**** Provided material ****
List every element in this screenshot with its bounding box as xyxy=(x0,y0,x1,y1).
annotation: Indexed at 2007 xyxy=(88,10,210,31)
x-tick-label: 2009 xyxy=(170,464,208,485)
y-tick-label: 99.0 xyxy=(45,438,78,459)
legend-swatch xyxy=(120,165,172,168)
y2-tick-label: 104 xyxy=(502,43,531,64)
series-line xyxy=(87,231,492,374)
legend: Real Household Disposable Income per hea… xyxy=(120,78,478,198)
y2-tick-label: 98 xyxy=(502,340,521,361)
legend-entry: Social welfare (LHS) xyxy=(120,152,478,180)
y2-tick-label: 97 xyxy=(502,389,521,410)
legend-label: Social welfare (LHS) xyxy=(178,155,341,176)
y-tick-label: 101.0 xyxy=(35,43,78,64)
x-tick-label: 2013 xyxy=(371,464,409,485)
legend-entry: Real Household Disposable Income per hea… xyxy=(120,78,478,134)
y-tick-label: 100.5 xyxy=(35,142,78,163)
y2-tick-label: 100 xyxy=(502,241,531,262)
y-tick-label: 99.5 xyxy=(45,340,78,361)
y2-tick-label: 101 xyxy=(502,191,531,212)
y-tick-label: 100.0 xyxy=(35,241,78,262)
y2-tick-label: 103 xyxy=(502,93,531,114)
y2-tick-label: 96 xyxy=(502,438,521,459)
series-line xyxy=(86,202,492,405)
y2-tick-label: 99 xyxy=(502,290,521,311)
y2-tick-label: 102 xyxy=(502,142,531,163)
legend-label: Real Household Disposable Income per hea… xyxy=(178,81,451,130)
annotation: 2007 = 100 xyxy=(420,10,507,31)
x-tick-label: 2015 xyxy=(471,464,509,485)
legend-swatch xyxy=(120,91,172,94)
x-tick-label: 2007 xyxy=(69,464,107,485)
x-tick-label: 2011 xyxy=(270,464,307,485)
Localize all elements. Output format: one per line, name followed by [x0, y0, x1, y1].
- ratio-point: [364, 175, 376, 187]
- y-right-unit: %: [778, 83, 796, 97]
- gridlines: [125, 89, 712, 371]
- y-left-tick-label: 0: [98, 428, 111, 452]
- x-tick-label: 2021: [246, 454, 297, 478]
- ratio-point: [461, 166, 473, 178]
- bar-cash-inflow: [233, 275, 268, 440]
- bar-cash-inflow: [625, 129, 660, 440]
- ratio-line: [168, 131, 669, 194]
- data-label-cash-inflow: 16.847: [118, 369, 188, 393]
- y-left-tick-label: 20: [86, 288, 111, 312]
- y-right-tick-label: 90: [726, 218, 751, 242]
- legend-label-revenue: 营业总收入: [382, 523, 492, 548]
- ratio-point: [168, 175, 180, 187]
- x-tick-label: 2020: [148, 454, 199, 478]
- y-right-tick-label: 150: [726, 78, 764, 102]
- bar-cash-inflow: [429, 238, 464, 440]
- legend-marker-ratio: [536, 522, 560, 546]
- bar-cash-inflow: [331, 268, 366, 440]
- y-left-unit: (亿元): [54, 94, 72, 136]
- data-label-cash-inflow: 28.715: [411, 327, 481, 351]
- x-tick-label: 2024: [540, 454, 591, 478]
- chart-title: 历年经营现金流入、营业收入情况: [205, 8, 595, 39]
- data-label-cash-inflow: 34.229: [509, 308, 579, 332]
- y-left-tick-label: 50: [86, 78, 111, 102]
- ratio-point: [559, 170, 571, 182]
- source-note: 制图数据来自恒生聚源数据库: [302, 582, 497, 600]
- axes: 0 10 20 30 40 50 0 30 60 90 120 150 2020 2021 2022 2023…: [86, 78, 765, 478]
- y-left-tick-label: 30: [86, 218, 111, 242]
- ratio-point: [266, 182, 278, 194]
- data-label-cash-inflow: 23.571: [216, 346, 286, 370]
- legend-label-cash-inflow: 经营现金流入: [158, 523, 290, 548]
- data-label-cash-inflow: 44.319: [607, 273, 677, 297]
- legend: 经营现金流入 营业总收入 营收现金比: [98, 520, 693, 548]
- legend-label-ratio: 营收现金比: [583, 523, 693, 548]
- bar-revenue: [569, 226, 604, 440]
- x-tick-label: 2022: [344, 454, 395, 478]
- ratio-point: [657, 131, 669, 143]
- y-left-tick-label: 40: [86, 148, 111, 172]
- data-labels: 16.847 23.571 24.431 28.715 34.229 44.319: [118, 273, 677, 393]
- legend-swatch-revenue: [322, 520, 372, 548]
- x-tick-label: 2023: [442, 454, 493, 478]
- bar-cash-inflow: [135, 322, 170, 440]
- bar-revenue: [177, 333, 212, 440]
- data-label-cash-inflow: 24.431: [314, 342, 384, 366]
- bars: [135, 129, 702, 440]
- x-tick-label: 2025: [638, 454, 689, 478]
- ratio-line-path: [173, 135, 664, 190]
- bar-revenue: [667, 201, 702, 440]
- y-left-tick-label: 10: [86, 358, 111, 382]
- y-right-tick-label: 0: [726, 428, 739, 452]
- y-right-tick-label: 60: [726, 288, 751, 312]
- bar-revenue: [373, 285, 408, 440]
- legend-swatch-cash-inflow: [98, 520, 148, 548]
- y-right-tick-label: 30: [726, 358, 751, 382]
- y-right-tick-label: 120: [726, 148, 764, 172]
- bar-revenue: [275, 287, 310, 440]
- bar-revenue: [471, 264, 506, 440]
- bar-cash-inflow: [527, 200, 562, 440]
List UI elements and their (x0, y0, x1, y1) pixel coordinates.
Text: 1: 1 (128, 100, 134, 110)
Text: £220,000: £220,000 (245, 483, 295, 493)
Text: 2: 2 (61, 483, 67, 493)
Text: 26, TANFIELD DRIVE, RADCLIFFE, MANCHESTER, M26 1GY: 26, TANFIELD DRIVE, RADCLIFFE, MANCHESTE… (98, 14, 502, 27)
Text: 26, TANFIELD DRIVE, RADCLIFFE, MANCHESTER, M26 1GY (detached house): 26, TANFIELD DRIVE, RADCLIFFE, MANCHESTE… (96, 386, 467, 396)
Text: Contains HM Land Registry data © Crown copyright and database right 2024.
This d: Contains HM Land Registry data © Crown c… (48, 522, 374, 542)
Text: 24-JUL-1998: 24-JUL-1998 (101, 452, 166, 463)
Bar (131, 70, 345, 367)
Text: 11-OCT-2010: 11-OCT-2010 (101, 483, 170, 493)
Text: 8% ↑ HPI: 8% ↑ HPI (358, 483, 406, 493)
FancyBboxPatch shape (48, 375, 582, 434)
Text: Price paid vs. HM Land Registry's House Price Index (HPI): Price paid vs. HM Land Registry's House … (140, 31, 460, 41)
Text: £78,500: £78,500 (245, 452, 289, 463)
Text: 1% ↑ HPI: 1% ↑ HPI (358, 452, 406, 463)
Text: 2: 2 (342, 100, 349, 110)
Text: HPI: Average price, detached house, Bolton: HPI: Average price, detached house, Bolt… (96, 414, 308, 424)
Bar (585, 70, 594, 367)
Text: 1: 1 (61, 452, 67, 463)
****
Task directions:
Reproduce every one of the lines above without altering any character.

Written response:
List every element in this screenshot with its bounding box as xyxy=(x0,y0,x1,y1).
annotation: Indexed at 2007 xyxy=(88,10,210,31)
x-tick-label: 2009 xyxy=(170,464,208,485)
y-tick-label: 99.0 xyxy=(45,438,78,459)
legend-swatch xyxy=(120,165,172,168)
y2-tick-label: 104 xyxy=(502,43,531,64)
series-line xyxy=(87,231,492,374)
legend: Real Household Disposable Income per hea… xyxy=(120,78,478,198)
y2-tick-label: 98 xyxy=(502,340,521,361)
legend-entry: Social welfare (LHS) xyxy=(120,152,478,180)
y2-tick-label: 97 xyxy=(502,389,521,410)
legend-label: Social welfare (LHS) xyxy=(178,155,341,176)
y-tick-label: 101.0 xyxy=(35,43,78,64)
x-tick-label: 2013 xyxy=(371,464,409,485)
legend-entry: Real Household Disposable Income per hea… xyxy=(120,78,478,134)
y-tick-label: 100.5 xyxy=(35,142,78,163)
y2-tick-label: 100 xyxy=(502,241,531,262)
y-tick-label: 99.5 xyxy=(45,340,78,361)
y2-tick-label: 101 xyxy=(502,191,531,212)
y-tick-label: 100.0 xyxy=(35,241,78,262)
y2-tick-label: 103 xyxy=(502,93,531,114)
y2-tick-label: 96 xyxy=(502,438,521,459)
series-line xyxy=(86,202,492,405)
y2-tick-label: 99 xyxy=(502,290,521,311)
y2-tick-label: 102 xyxy=(502,142,531,163)
legend-label: Real Household Disposable Income per hea… xyxy=(178,81,451,130)
annotation: 2007 = 100 xyxy=(420,10,507,31)
x-tick-label: 2015 xyxy=(471,464,509,485)
legend-swatch xyxy=(120,91,172,94)
x-tick-label: 2007 xyxy=(69,464,107,485)
x-tick-label: 2011 xyxy=(270,464,307,485)
Localize all elements. Output format: one per line, name followed by [x0, y0, x1, y1].
- ratio-point: [364, 175, 376, 187]
- y-right-unit: %: [778, 83, 796, 97]
- gridlines: [125, 89, 712, 371]
- y-left-tick-label: 0: [98, 428, 111, 452]
- x-tick-label: 2021: [246, 454, 297, 478]
- ratio-point: [461, 166, 473, 178]
- bar-cash-inflow: [233, 275, 268, 440]
- bar-cash-inflow: [625, 129, 660, 440]
- ratio-line: [168, 131, 669, 194]
- data-label-cash-inflow: 16.847: [118, 369, 188, 393]
- y-left-tick-label: 20: [86, 288, 111, 312]
- y-right-tick-label: 90: [726, 218, 751, 242]
- legend-label-revenue: 营业总收入: [382, 523, 492, 548]
- ratio-point: [168, 175, 180, 187]
- x-tick-label: 2020: [148, 454, 199, 478]
- y-right-tick-label: 150: [726, 78, 764, 102]
- bar-cash-inflow: [429, 238, 464, 440]
- legend-marker-ratio: [536, 522, 560, 546]
- bar-cash-inflow: [331, 268, 366, 440]
- y-left-unit: (亿元): [54, 94, 72, 136]
- data-label-cash-inflow: 28.715: [411, 327, 481, 351]
- x-tick-label: 2024: [540, 454, 591, 478]
- chart-title: 历年经营现金流入、营业收入情况: [205, 8, 595, 39]
- data-label-cash-inflow: 34.229: [509, 308, 579, 332]
- y-left-tick-label: 50: [86, 78, 111, 102]
- ratio-point: [559, 170, 571, 182]
- source-note: 制图数据来自恒生聚源数据库: [302, 582, 497, 600]
- axes: 0 10 20 30 40 50 0 30 60 90 120 150 2020 2021 2022 2023…: [86, 78, 765, 478]
- y-left-tick-label: 30: [86, 218, 111, 242]
- ratio-point: [266, 182, 278, 194]
- data-label-cash-inflow: 23.571: [216, 346, 286, 370]
- legend-label-cash-inflow: 经营现金流入: [158, 523, 290, 548]
- data-label-cash-inflow: 44.319: [607, 273, 677, 297]
- legend: 经营现金流入 营业总收入 营收现金比: [98, 520, 693, 548]
- legend-label-ratio: 营收现金比: [583, 523, 693, 548]
- bar-revenue: [569, 226, 604, 440]
- x-tick-label: 2022: [344, 454, 395, 478]
- ratio-point: [657, 131, 669, 143]
- y-left-tick-label: 40: [86, 148, 111, 172]
- data-labels: 16.847 23.571 24.431 28.715 34.229 44.319: [118, 273, 677, 393]
- legend-swatch-revenue: [322, 520, 372, 548]
- x-tick-label: 2023: [442, 454, 493, 478]
- bar-cash-inflow: [135, 322, 170, 440]
- bar-revenue: [177, 333, 212, 440]
- data-label-cash-inflow: 24.431: [314, 342, 384, 366]
- bars: [135, 129, 702, 440]
- x-tick-label: 2025: [638, 454, 689, 478]
- ratio-line-path: [173, 135, 664, 190]
- bar-revenue: [667, 201, 702, 440]
- y-left-tick-label: 10: [86, 358, 111, 382]
- y-right-tick-label: 0: [726, 428, 739, 452]
- y-right-tick-label: 60: [726, 288, 751, 312]
- bar-revenue: [373, 285, 408, 440]
- legend-swatch-cash-inflow: [98, 520, 148, 548]
- y-right-tick-label: 30: [726, 358, 751, 382]
- y-right-tick-label: 120: [726, 148, 764, 172]
- bar-revenue: [275, 287, 310, 440]
- bar-revenue: [471, 264, 506, 440]
- bar-cash-inflow: [527, 200, 562, 440]
List UI elements and their (x0, y0, x1, y1) pixel coordinates.
Text: 1: 1 (128, 100, 134, 110)
Text: £220,000: £220,000 (245, 483, 295, 493)
Text: 2: 2 (61, 483, 67, 493)
Text: 26, TANFIELD DRIVE, RADCLIFFE, MANCHESTER, M26 1GY: 26, TANFIELD DRIVE, RADCLIFFE, MANCHESTE… (98, 14, 502, 27)
Text: 26, TANFIELD DRIVE, RADCLIFFE, MANCHESTER, M26 1GY (detached house): 26, TANFIELD DRIVE, RADCLIFFE, MANCHESTE… (96, 386, 467, 396)
Text: Contains HM Land Registry data © Crown copyright and database right 2024.
This d: Contains HM Land Registry data © Crown c… (48, 522, 374, 542)
Text: 24-JUL-1998: 24-JUL-1998 (101, 452, 166, 463)
Bar (131, 70, 345, 367)
Text: 11-OCT-2010: 11-OCT-2010 (101, 483, 170, 493)
Text: 8% ↑ HPI: 8% ↑ HPI (358, 483, 406, 493)
FancyBboxPatch shape (48, 375, 582, 434)
Text: Price paid vs. HM Land Registry's House Price Index (HPI): Price paid vs. HM Land Registry's House … (140, 31, 460, 41)
Text: £78,500: £78,500 (245, 452, 289, 463)
Text: 1% ↑ HPI: 1% ↑ HPI (358, 452, 406, 463)
Text: 2: 2 (342, 100, 349, 110)
Text: HPI: Average price, detached house, Bolton: HPI: Average price, detached house, Bolt… (96, 414, 308, 424)
Bar (585, 70, 594, 367)
Text: 1: 1 (61, 452, 67, 463)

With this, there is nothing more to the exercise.